Sort through the entries below and pull out lines containing the word "username".

Stored entries:
+ + + + + + +

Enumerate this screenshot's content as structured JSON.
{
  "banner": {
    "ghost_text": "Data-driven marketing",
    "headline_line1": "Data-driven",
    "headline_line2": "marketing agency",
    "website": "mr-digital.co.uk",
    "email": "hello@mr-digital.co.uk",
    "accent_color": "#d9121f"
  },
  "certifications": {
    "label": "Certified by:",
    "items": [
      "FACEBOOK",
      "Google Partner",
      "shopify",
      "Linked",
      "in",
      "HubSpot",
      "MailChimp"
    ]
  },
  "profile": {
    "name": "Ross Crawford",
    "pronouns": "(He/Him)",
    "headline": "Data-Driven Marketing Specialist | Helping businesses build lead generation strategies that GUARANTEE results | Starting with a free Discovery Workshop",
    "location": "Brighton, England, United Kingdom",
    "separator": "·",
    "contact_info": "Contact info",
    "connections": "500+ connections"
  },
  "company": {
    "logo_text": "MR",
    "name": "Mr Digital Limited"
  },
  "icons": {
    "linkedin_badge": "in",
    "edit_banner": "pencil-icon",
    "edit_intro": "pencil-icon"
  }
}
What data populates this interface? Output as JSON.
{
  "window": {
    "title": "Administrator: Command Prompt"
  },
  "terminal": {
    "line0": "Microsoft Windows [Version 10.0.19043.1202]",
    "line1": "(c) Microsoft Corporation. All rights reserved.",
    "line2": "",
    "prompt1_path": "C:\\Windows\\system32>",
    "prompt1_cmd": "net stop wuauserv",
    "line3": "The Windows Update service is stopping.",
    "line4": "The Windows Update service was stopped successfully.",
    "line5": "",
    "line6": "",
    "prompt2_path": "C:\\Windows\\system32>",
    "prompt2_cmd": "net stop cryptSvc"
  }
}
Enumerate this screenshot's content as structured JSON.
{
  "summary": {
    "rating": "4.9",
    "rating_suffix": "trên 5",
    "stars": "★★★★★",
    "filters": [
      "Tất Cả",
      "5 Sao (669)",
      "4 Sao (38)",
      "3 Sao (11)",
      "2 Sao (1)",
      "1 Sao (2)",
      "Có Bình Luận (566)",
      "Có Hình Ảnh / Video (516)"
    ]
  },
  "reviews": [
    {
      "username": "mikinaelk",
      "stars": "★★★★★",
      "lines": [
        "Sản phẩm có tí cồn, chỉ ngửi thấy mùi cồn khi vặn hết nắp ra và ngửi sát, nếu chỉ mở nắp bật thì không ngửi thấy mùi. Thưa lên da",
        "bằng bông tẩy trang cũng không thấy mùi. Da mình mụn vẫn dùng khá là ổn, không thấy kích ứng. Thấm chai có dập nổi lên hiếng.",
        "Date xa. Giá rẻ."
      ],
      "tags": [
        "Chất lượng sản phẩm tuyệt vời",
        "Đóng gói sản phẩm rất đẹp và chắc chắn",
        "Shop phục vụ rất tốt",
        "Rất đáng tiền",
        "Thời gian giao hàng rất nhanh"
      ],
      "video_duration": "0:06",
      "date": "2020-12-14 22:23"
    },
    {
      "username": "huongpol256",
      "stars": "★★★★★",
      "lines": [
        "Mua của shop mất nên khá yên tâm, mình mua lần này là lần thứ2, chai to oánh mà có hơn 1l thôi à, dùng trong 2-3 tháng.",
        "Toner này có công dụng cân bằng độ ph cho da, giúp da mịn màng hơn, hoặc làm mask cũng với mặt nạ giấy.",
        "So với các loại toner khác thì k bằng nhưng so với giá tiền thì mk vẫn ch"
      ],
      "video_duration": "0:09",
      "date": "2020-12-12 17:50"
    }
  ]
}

+ + + + + + +

## Solution for this problem
      "username": "mikinaelk",
      "username": "huongpol256",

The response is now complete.